Exercise instructions:
Restate the entire listing word for word.

------------------------------------

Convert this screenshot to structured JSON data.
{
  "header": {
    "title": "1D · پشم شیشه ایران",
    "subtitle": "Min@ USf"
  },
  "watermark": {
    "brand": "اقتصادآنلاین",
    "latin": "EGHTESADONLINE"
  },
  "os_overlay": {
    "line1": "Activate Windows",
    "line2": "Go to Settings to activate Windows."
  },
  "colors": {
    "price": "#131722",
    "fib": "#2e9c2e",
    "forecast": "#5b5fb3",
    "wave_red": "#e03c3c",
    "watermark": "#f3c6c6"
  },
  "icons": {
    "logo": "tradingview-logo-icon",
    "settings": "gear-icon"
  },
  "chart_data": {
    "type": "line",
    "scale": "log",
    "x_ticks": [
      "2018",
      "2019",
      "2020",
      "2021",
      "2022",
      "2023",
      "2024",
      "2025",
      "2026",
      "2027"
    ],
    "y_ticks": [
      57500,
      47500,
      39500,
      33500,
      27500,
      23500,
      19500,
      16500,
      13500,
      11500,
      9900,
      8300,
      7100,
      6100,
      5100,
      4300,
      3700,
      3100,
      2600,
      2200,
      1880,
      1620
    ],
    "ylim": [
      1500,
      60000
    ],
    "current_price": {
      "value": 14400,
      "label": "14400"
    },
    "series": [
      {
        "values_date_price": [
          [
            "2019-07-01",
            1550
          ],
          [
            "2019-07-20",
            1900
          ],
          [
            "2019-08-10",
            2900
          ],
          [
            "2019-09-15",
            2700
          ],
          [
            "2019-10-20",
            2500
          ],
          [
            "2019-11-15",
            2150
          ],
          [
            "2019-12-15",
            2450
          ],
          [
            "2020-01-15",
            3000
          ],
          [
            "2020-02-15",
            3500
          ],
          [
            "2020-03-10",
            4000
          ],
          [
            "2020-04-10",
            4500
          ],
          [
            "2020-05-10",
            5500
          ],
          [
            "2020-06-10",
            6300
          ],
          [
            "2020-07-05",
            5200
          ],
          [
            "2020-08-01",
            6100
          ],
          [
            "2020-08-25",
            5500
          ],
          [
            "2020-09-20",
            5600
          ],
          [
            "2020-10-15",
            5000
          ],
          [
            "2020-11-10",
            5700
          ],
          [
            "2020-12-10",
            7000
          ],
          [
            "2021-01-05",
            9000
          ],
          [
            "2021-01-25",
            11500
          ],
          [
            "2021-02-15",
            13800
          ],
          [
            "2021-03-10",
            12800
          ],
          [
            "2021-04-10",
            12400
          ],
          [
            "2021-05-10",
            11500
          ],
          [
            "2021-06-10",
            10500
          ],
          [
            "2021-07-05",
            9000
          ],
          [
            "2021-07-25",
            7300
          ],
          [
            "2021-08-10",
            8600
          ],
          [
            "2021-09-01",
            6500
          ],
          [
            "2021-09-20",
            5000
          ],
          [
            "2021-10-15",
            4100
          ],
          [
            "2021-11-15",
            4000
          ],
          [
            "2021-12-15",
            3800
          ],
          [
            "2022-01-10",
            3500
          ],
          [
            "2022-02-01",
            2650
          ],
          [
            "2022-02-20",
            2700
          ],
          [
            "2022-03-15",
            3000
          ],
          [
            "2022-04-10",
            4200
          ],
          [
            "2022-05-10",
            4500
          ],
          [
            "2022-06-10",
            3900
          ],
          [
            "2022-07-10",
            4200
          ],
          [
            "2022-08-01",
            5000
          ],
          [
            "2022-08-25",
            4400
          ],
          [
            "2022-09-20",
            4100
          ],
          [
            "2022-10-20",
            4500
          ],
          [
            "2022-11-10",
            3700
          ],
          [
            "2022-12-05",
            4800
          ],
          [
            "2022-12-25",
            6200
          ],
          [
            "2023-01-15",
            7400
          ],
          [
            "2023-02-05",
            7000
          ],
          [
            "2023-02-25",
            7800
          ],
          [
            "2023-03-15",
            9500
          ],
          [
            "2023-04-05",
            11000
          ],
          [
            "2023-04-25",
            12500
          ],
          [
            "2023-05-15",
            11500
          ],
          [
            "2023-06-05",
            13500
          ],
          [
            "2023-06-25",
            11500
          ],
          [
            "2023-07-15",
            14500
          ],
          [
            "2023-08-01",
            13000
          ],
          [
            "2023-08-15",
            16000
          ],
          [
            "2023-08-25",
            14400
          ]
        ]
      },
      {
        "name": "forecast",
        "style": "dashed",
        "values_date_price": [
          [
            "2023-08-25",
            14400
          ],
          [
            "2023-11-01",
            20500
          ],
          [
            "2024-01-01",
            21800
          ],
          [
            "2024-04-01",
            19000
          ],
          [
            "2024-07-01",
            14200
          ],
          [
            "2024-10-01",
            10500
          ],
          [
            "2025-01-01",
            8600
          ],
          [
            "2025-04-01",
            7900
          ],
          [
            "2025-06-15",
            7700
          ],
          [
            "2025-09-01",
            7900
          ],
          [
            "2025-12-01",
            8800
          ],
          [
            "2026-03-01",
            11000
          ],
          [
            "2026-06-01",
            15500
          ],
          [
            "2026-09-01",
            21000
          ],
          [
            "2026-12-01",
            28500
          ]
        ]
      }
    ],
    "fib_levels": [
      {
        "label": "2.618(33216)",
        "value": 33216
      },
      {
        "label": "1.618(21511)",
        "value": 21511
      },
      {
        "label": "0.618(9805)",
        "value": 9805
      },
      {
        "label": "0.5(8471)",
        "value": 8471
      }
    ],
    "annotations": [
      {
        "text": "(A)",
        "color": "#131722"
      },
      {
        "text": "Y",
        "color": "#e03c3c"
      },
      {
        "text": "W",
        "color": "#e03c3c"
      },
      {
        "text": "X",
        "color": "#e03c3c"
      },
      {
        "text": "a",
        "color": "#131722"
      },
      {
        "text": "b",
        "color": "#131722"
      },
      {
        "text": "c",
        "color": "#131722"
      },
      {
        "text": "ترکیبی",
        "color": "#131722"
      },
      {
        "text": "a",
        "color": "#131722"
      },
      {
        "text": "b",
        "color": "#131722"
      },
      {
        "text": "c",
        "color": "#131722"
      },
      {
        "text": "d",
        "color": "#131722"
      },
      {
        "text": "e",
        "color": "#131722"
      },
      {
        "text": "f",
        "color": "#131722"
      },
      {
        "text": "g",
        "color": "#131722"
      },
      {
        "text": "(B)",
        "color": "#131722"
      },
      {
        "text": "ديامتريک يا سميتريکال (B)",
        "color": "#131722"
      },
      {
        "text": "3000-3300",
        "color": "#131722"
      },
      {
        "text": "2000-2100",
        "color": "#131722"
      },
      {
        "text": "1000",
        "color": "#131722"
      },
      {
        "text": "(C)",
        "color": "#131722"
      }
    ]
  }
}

------------------------------------

The answer:
Convert this screenshot to structured JSON data.
{
  "header": {
    "title": "1D · پشم شیشه ایران",
    "subtitle": "Min@ USf"
  },
  "watermark": {
    "brand": "اقتصادآنلاین",
    "latin": "EGHTESADONLINE"
  },
  "os_overlay": {
    "line1": "Activate Windows",
    "line2": "Go to Settings to activate Windows."
  },
  "colors": {
    "price": "#131722",
    "fib": "#2e9c2e",
    "forecast": "#5b5fb3",
    "wave_red": "#e03c3c",
    "watermark": "#f3c6c6"
  },
  "icons": {
    "logo": "tradingview-logo-icon",
    "settings": "gear-icon"
  },
  "chart_data": {
    "type": "line",
    "scale": "log",
    "x_ticks": [
      "2018",
      "2019",
      "2020",
      "2021",
      "2022",
      "2023",
      "2024",
      "2025",
      "2026",
      "2027"
    ],
    "y_ticks": [
      57500,
      47500,
      39500,
      33500,
      27500,
      23500,
      19500,
      16500,
      13500,
      11500,
      9900,
      8300,
      7100,
      6100,
      5100,
      4300,
      3700,
      3100,
      2600,
      2200,
      1880,
      1620
    ],
    "ylim": [
      1500,
      60000
    ],
    "current_price": {
      "value": 14400,
      "label": "14400"
    },
    "series": [
      {
        "values_date_price": [
          [
            "2019-07-01",
            1550
          ],
          [
            "2019-07-20",
            1900
          ],
          [
            "2019-08-10",
            2900
          ],
          [
            "2019-09-15",
            2700
          ],
          [
            "2019-10-20",
            2500
          ],
          [
            "2019-11-15",
            2150
          ],
          [
            "2019-12-15",
            2450
          ],
          [
            "2020-01-15",
            3000
          ],
          [
            "2020-02-15",
            3500
          ],
          [
            "2020-03-10",
            4000
          ],
          [
            "2020-04-10",
            4500
          ],
          [
            "2020-05-10",
            5500
          ],
          [
            "2020-06-10",
            6300
          ],
          [
            "2020-07-05",
            5200
          ],
          [
            "2020-08-01",
            6100
          ],
          [
            "2020-08-25",
            5500
          ],
          [
            "2020-09-20",
            5600
          ],
          [
            "2020-10-15",
            5000
          ],
          [
            "2020-11-10",
            5700
          ],
          [
            "2020-12-10",
            7000
          ],
          [
            "2021-01-05",
            9000
          ],
          [
            "2021-01-25",
            11500
          ],
          [
            "2021-02-15",
            13800
          ],
          [
            "2021-03-10",
            12800
          ],
          [
            "2021-04-10",
            12400
          ],
          [
            "2021-05-10",
            11500
          ],
          [
            "2021-06-10",
            10500
          ],
          [
            "2021-07-05",
            9000
          ],
          [
            "2021-07-25",
            7300
          ],
          [
            "2021-08-10",
            8600
          ],
          [
            "2021-09-01",
            6500
          ],
          [
            "2021-09-20",
            5000
          ],
          [
            "2021-10-15",
            4100
          ],
          [
            "2021-11-15",
            4000
          ],
          [
            "2021-12-15",
            3800
          ],
          [
            "2022-01-10",
            3500
          ],
          [
            "2022-02-01",
            2650
          ],
          [
            "2022-02-20",
            2700
          ],
          [
            "2022-03-15",
            3000
          ],
          [
            "2022-04-10",
            4200
          ],
          [
            "2022-05-10",
            4500
          ],
          [
            "2022-06-10",
            3900
          ],
          [
            "2022-07-10",
            4200
          ],
          [
            "2022-08-01",
            5000
          ],
          [
            "2022-08-25",
            4400
          ],
          [
            "2022-09-20",
            4100
          ],
          [
            "2022-10-20",
            4500
          ],
          [
            "2022-11-10",
            3700
          ],
          [
            "2022-12-05",
            4800
          ],
          [
            "2022-12-25",
            6200
          ],
          [
            "2023-01-15",
            7400
          ],
          [
            "2023-02-05",
            7000
          ],
          [
            "2023-02-25",
            7800
          ],
          [
            "2023-03-15",
            9500
          ],
          [
            "2023-04-05",
            11000
          ],
          [
            "2023-04-25",
            12500
          ],
          [
            "2023-05-15",
            11500
          ],
          [
            "2023-06-05",
            13500
          ],
          [
            "2023-06-25",
            11500
          ],
          [
            "2023-07-15",
            14500
          ],
          [
            "2023-08-01",
            13000
          ],
          [
            "2023-08-15",
            16000
          ],
          [
            "2023-08-25",
            14400
          ]
        ]
      },
      {
        "name": "forecast",
        "style": "dashed",
        "values_date_price": [
          [
            "2023-08-25",
            14400
          ],
          [
            "2023-11-01",
            20500
          ],
          [
            "2024-01-01",
            21800
          ],
          [
            "2024-04-01",
            19000
          ],
          [
            "2024-07-01",
            14200
          ],
          [
            "2024-10-01",
            10500
          ],
          [
            "2025-01-01",
            8600
          ],
          [
            "2025-04-01",
            7900
          ],
          [
            "2025-06-15",
            7700
          ],
          [
            "2025-09-01",
            7900
          ],
          [
            "2025-12-01",
            8800
          ],
          [
            "2026-03-01",
            11000
          ],
          [
            "2026-06-01",
            15500
          ],
          [
            "2026-09-01",
            21000
          ],
          [
            "2026-12-01",
            28500
          ]
        ]
      }
    ],
    "fib_levels": [
      {
        "label": "2.618(33216)",
        "value": 33216
      },
      {
        "label": "1.618(21511)",
        "value": 21511
      },
      {
        "label": "0.618(9805)",
        "value": 9805
      },
      {
        "label": "0.5(8471)",
        "value": 8471
      }
    ],
    "annotations": [
      {
        "text": "(A)",
        "color": "#131722"
      },
      {
        "text": "Y",
        "color": "#e03c3c"
      },
      {
        "text": "W",
        "color": "#e03c3c"
      },
      {
        "text": "X",
        "color": "#e03c3c"
      },
      {
        "text": "a",
        "color": "#131722"
      },
      {
        "text": "b",
        "color": "#131722"
      },
      {
        "text": "c",
        "color": "#131722"
      },
      {
        "text": "ترکیبی",
        "color": "#131722"
      },
      {
        "text": "a",
        "color": "#131722"
      },
      {
        "text": "b",
        "color": "#131722"
      },
      {
        "text": "c",
        "color": "#131722"
      },
      {
        "text": "d",
        "color": "#131722"
      },
      {
        "text": "e",
        "color": "#131722"
      },
      {
        "text": "f",
        "color": "#131722"
      },
      {
        "text": "g",
        "color": "#131722"
      },
      {
        "text": "(B)",
        "color": "#131722"
      },
      {
        "text": "ديامتريک يا سميتريکال (B)",
        "color": "#131722"
      },
      {
        "text": "3000-3300",
        "color": "#131722"
      },
      {
        "text": "2000-2100",
        "color": "#131722"
      },
      {
        "text": "1000",
        "color": "#131722"
      },
      {
        "text": "(C)",
        "color": "#131722"
      }
    ]
  }
}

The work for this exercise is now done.